#### [WORK TO DO]
Copy out each line containing "港口附加费" from the entries below.

#### [DATA FOR THIS TASK]
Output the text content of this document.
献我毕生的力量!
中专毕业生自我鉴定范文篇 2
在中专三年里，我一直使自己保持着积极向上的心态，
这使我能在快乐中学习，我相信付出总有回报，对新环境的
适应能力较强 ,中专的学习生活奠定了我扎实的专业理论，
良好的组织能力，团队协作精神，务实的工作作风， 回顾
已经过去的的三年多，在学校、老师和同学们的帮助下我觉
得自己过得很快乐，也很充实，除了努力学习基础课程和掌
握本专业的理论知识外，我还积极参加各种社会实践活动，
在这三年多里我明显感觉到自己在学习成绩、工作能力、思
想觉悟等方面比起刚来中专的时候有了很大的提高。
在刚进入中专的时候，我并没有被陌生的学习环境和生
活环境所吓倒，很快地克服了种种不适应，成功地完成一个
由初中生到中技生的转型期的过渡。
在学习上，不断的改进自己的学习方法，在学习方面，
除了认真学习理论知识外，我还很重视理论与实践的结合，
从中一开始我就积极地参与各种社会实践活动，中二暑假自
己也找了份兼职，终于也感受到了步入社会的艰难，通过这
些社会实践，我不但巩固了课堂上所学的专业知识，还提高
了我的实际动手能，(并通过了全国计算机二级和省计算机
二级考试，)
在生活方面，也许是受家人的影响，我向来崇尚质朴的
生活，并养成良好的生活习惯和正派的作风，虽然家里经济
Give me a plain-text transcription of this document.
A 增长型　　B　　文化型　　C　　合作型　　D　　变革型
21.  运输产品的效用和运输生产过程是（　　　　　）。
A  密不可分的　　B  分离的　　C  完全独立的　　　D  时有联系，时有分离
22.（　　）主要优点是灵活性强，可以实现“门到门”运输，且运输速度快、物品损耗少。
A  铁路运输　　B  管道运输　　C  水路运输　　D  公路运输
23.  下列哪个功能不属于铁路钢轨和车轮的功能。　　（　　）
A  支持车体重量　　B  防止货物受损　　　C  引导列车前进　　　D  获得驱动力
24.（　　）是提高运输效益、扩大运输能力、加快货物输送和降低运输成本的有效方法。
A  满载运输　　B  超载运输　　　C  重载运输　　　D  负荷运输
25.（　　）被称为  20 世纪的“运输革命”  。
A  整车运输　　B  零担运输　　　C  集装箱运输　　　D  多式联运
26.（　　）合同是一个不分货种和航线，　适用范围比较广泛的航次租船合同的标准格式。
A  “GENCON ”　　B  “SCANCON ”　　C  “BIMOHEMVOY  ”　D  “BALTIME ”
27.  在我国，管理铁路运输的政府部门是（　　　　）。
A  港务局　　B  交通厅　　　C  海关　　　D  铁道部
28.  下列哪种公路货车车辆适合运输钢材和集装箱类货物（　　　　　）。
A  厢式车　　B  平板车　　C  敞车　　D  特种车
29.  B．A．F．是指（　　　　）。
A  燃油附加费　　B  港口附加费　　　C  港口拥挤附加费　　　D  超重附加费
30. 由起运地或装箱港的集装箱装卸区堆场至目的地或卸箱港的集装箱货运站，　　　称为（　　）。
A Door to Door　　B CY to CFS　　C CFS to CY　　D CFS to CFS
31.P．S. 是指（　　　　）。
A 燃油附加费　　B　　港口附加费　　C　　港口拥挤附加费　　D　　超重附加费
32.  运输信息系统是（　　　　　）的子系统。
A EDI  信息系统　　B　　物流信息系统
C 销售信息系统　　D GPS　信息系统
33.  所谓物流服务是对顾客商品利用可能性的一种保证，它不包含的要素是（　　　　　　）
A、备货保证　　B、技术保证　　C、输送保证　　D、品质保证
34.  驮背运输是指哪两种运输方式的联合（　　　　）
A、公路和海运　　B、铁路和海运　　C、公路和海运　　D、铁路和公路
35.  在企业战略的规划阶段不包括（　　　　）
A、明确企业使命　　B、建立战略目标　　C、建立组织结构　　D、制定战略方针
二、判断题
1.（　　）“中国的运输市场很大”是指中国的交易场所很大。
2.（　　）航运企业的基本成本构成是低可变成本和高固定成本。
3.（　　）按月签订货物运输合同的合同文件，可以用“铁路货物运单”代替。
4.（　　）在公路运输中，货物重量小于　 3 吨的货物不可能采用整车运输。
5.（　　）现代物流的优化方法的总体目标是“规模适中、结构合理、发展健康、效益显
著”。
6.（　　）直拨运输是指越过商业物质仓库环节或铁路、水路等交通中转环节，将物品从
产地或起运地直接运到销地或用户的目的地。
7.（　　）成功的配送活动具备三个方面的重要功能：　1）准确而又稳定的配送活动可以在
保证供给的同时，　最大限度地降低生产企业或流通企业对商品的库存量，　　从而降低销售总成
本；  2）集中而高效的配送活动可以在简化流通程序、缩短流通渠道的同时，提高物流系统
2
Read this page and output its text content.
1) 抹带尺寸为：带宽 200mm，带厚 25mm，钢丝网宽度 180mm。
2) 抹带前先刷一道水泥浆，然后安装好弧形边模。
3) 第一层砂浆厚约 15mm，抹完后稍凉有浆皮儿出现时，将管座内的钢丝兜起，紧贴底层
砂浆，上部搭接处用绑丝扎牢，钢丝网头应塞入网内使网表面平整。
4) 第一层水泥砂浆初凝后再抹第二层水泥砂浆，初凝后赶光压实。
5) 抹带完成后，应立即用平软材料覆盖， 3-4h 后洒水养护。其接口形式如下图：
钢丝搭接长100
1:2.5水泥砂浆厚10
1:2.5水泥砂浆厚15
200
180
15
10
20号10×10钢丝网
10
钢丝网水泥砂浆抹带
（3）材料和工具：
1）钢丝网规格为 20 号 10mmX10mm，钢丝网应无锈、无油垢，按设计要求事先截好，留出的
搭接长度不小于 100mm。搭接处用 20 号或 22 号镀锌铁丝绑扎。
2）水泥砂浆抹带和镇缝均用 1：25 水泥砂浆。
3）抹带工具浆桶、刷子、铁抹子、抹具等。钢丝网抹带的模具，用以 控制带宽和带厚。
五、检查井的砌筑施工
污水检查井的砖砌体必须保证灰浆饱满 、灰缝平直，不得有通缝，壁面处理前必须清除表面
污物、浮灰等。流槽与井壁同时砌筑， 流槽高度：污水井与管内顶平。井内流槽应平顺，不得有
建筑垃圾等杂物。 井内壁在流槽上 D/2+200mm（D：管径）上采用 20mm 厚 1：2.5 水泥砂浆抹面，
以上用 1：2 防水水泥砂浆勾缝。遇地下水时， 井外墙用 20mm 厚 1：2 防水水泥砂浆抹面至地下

#### [REPLY]
A  燃油附加费　　B  港口附加费　　　C  港口拥挤附加费　　　D  超重附加费
A 燃油附加费　　B　　港口附加费　　C　　港口拥挤附加费　　D　　超重附加费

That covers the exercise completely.